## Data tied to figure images
==*==

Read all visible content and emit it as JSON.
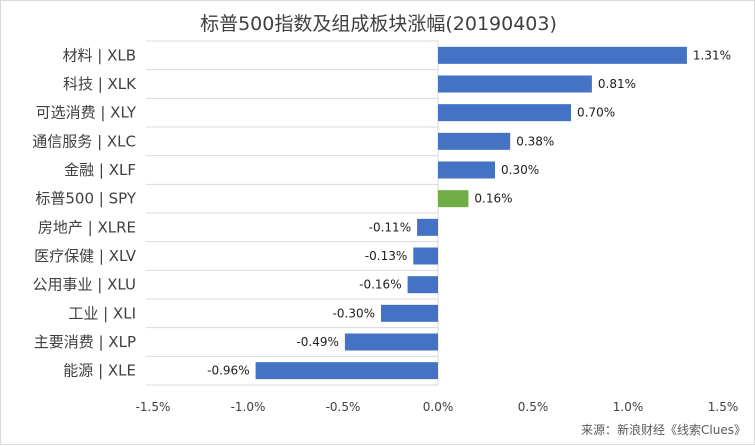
{
  "chart_data": {
    "type": "bar",
    "orientation": "horizontal",
    "title": "标普500指数及组成板块涨幅(20190403)",
    "categories": [
      "材料 | XLB",
      "科技 | XLK",
      "可选消费 | XLY",
      "通信服务 | XLC",
      "金融 | XLF",
      "标普500 | SPY",
      "房地产 | XLRE",
      "医疗保健 | XLV",
      "公用事业 | XLU",
      "工业 | XLI",
      "主要消费 | XLP",
      "能源 | XLE"
    ],
    "values": [
      1.31,
      0.81,
      0.7,
      0.38,
      0.3,
      0.16,
      -0.11,
      -0.13,
      -0.16,
      -0.3,
      -0.49,
      -0.96
    ],
    "data_labels": [
      "1.31%",
      "0.81%",
      "0.70%",
      "0.38%",
      "0.30%",
      "0.16%",
      "-0.11%",
      "-0.13%",
      "-0.16%",
      "-0.30%",
      "-0.49%",
      "-0.96%"
    ],
    "xlim": [
      -1.5,
      1.5
    ],
    "x_ticks": [
      -1.5,
      -1.0,
      -0.5,
      0.0,
      0.5,
      1.0,
      1.5
    ],
    "x_tick_labels": [
      "-1.5%",
      "-1.0%",
      "-0.5%",
      "0.0%",
      "0.5%",
      "1.0%",
      "1.5%"
    ],
    "xlabel": "",
    "ylabel": "",
    "grid": false,
    "colors": {
      "default": "#4472c4",
      "highlight": "#70ad47",
      "axis": "#d9d9d9"
    },
    "highlight_category": "标普500 | SPY"
  },
  "source_note": "来源：新浪财经《线索Clues》"
}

==*==

## Set problem
Exclude the images and reproduce the remaining data exactly.

## Response
Read all visible content and emit it as JSON.
{
  "chart_data": {
    "type": "bar",
    "orientation": "horizontal",
    "title": "标普500指数及组成板块涨幅(20190403)",
    "categories": [
      "材料 | XLB",
      "科技 | XLK",
      "可选消费 | XLY",
      "通信服务 | XLC",
      "金融 | XLF",
      "标普500 | SPY",
      "房地产 | XLRE",
      "医疗保健 | XLV",
      "公用事业 | XLU",
      "工业 | XLI",
      "主要消费 | XLP",
      "能源 | XLE"
    ],
    "values": [
      1.31,
      0.81,
      0.7,
      0.38,
      0.3,
      0.16,
      -0.11,
      -0.13,
      -0.16,
      -0.3,
      -0.49,
      -0.96
    ],
    "data_labels": [
      "1.31%",
      "0.81%",
      "0.70%",
      "0.38%",
      "0.30%",
      "0.16%",
      "-0.11%",
      "-0.13%",
      "-0.16%",
      "-0.30%",
      "-0.49%",
      "-0.96%"
    ],
    "xlim": [
      -1.5,
      1.5
    ],
    "x_ticks": [
      -1.5,
      -1.0,
      -0.5,
      0.0,
      0.5,
      1.0,
      1.5
    ],
    "x_tick_labels": [
      "-1.5%",
      "-1.0%",
      "-0.5%",
      "0.0%",
      "0.5%",
      "1.0%",
      "1.5%"
    ],
    "xlabel": "",
    "ylabel": "",
    "grid": false,
    "colors": {
      "default": "#4472c4",
      "highlight": "#70ad47",
      "axis": "#d9d9d9"
    },
    "highlight_category": "标普500 | SPY"
  },
  "source_note": "来源：新浪财经《线索Clues》"
}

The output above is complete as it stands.